---- Data excerpts

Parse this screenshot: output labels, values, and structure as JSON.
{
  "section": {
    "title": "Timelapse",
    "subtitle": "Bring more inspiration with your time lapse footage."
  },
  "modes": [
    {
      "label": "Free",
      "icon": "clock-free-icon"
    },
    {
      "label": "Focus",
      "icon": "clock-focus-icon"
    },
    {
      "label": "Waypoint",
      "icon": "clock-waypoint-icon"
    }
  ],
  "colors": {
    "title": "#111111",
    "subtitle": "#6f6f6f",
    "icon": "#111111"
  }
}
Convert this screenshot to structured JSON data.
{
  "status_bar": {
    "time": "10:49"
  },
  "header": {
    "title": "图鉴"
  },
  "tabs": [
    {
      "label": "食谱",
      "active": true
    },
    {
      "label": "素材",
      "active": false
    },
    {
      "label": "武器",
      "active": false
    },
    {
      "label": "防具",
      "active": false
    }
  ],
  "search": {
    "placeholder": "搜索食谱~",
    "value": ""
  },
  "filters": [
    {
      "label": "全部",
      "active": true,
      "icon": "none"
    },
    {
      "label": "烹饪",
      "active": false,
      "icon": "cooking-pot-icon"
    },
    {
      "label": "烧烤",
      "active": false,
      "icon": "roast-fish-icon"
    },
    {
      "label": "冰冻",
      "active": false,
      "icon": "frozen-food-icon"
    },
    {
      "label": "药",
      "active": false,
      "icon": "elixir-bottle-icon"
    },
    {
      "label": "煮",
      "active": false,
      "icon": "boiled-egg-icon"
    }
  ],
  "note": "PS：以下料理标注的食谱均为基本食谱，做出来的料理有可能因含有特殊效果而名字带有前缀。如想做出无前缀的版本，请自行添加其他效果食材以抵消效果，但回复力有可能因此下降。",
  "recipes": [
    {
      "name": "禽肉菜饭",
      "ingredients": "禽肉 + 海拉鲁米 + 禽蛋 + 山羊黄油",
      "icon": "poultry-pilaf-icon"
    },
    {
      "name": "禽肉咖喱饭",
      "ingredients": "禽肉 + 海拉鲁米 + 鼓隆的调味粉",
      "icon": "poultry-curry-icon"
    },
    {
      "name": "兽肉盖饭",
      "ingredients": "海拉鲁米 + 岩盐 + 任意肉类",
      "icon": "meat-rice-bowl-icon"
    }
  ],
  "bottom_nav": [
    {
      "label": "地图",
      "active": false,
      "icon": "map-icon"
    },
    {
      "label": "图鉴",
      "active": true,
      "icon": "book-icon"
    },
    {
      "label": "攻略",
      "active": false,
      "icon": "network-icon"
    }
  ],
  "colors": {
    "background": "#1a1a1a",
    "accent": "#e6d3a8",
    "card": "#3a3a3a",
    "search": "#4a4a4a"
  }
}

--------

Please repeat all the records above exactly as they appear.

● Exercise result
Parse this screenshot: output labels, values, and structure as JSON.
{
  "section": {
    "title": "Timelapse",
    "subtitle": "Bring more inspiration with your time lapse footage."
  },
  "modes": [
    {
      "label": "Free",
      "icon": "clock-free-icon"
    },
    {
      "label": "Focus",
      "icon": "clock-focus-icon"
    },
    {
      "label": "Waypoint",
      "icon": "clock-waypoint-icon"
    }
  ],
  "colors": {
    "title": "#111111",
    "subtitle": "#6f6f6f",
    "icon": "#111111"
  }
}
Convert this screenshot to structured JSON data.
{
  "status_bar": {
    "time": "10:49"
  },
  "header": {
    "title": "图鉴"
  },
  "tabs": [
    {
      "label": "食谱",
      "active": true
    },
    {
      "label": "素材",
      "active": false
    },
    {
      "label": "武器",
      "active": false
    },
    {
      "label": "防具",
      "active": false
    }
  ],
  "search": {
    "placeholder": "搜索食谱~",
    "value": ""
  },
  "filters": [
    {
      "label": "全部",
      "active": true,
      "icon": "none"
    },
    {
      "label": "烹饪",
      "active": false,
      "icon": "cooking-pot-icon"
    },
    {
      "label": "烧烤",
      "active": false,
      "icon": "roast-fish-icon"
    },
    {
      "label": "冰冻",
      "active": false,
      "icon": "frozen-food-icon"
    },
    {
      "label": "药",
      "active": false,
      "icon": "elixir-bottle-icon"
    },
    {
      "label": "煮",
      "active": false,
      "icon": "boiled-egg-icon"
    }
  ],
  "note": "PS：以下料理标注的食谱均为基本食谱，做出来的料理有可能因含有特殊效果而名字带有前缀。如想做出无前缀的版本，请自行添加其他效果食材以抵消效果，但回复力有可能因此下降。",
  "recipes": [
    {
      "name": "禽肉菜饭",
      "ingredients": "禽肉 + 海拉鲁米 + 禽蛋 + 山羊黄油",
      "icon": "poultry-pilaf-icon"
    },
    {
      "name": "禽肉咖喱饭",
      "ingredients": "禽肉 + 海拉鲁米 + 鼓隆的调味粉",
      "icon": "poultry-curry-icon"
    },
    {
      "name": "兽肉盖饭",
      "ingredients": "海拉鲁米 + 岩盐 + 任意肉类",
      "icon": "meat-rice-bowl-icon"
    }
  ],
  "bottom_nav": [
    {
      "label": "地图",
      "active": false,
      "icon": "map-icon"
    },
    {
      "label": "图鉴",
      "active": true,
      "icon": "book-icon"
    },
    {
      "label": "攻略",
      "active": false,
      "icon": "network-icon"
    }
  ],
  "colors": {
    "background": "#1a1a1a",
    "accent": "#e6d3a8",
    "card": "#3a3a3a",
    "search": "#4a4a4a"
  }
}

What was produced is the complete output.